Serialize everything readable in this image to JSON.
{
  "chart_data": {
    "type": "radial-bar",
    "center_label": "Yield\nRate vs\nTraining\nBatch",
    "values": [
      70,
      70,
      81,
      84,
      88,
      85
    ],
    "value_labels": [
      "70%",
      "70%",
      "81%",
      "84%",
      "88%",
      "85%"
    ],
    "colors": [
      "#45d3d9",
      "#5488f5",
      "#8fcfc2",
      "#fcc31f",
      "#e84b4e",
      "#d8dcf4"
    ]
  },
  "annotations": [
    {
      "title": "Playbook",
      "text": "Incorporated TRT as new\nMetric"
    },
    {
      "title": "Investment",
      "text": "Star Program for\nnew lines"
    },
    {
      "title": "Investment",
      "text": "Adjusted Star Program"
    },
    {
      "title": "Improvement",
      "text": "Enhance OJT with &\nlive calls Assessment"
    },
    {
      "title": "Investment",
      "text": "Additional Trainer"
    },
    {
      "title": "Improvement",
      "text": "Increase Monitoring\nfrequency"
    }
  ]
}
********
PROBLEM TO SOLVE: Output all of the material exactly as written.

THE RESULT:
Serialize everything readable in this image to JSON.
{
  "chart_data": {
    "type": "radial-bar",
    "center_label": "Yield\nRate vs\nTraining\nBatch",
    "values": [
      70,
      70,
      81,
      84,
      88,
      85
    ],
    "value_labels": [
      "70%",
      "70%",
      "81%",
      "84%",
      "88%",
      "85%"
    ],
    "colors": [
      "#45d3d9",
      "#5488f5",
      "#8fcfc2",
      "#fcc31f",
      "#e84b4e",
      "#d8dcf4"
    ]
  },
  "annotations": [
    {
      "title": "Playbook",
      "text": "Incorporated TRT as new\nMetric"
    },
    {
      "title": "Investment",
      "text": "Star Program for\nnew lines"
    },
    {
      "title": "Investment",
      "text": "Adjusted Star Program"
    },
    {
      "title": "Improvement",
      "text": "Enhance OJT with &\nlive calls Assessment"
    },
    {
      "title": "Investment",
      "text": "Additional Trainer"
    },
    {
      "title": "Improvement",
      "text": "Increase Monitoring\nfrequency"
    }
  ]
}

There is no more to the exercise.